- YOUR INSTRUCTIONS -
Quote the full listing word for word.

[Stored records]
+ + + + + + +
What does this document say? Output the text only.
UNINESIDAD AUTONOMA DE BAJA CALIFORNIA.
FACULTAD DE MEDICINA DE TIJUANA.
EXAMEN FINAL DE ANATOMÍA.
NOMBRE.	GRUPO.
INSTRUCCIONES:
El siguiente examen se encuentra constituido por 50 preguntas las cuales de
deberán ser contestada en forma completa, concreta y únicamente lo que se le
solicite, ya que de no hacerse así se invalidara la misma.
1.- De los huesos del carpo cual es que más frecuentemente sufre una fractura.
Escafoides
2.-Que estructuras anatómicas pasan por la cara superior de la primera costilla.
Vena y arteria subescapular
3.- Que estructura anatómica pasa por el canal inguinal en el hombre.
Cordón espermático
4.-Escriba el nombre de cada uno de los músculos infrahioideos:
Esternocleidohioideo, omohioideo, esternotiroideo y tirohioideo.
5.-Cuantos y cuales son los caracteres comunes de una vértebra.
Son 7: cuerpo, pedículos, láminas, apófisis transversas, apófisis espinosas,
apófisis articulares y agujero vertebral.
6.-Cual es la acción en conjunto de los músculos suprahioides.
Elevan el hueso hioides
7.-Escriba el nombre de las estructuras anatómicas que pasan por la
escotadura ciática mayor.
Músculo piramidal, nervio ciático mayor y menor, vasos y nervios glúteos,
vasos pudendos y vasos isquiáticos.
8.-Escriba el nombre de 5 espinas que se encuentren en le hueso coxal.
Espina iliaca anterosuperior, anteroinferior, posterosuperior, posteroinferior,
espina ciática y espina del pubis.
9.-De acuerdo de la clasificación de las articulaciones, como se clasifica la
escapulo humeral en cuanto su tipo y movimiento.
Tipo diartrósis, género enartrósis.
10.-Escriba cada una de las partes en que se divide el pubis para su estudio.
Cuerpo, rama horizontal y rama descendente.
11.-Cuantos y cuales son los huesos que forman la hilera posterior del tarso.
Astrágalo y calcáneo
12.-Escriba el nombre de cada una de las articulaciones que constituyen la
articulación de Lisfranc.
+ + + + + + +
- TASK ANSWER -
What does this document say? Output the text only.
UNINESIDAD AUTONOMA DE BAJA CALIFORNIA.
FACULTAD DE MEDICINA DE TIJUANA.
EXAMEN FINAL DE ANATOMÍA.
NOMBRE.	GRUPO.
INSTRUCCIONES:
El siguiente examen se encuentra constituido por 50 preguntas las cuales de
deberán ser contestada en forma completa, concreta y únicamente lo que se le
solicite, ya que de no hacerse así se invalidara la misma.
1.- De los huesos del carpo cual es que más frecuentemente sufre una fractura.
Escafoides
2.-Que estructuras anatómicas pasan por la cara superior de la primera costilla.
Vena y arteria subescapular
3.- Que estructura anatómica pasa por el canal inguinal en el hombre.
Cordón espermático
4.-Escriba el nombre de cada uno de los músculos infrahioideos:
Esternocleidohioideo, omohioideo, esternotiroideo y tirohioideo.
5.-Cuantos y cuales son los caracteres comunes de una vértebra.
Son 7: cuerpo, pedículos, láminas, apófisis transversas, apófisis espinosas,
apófisis articulares y agujero vertebral.
6.-Cual es la acción en conjunto de los músculos suprahioides.
Elevan el hueso hioides
7.-Escriba el nombre de las estructuras anatómicas que pasan por la
escotadura ciática mayor.
Músculo piramidal, nervio ciático mayor y menor, vasos y nervios glúteos,
vasos pudendos y vasos isquiáticos.
8.-Escriba el nombre de 5 espinas que se encuentren en le hueso coxal.
Espina iliaca anterosuperior, anteroinferior, posterosuperior, posteroinferior,
espina ciática y espina del pubis.
9.-De acuerdo de la clasificación de las articulaciones, como se clasifica la
escapulo humeral en cuanto su tipo y movimiento.
Tipo diartrósis, género enartrósis.
10.-Escriba cada una de las partes en que se divide el pubis para su estudio.
Cuerpo, rama horizontal y rama descendente.
11.-Cuantos y cuales son los huesos que forman la hilera posterior del tarso.
Astrágalo y calcáneo
12.-Escriba el nombre de cada una de las articulaciones que constituyen la
articulación de Lisfranc.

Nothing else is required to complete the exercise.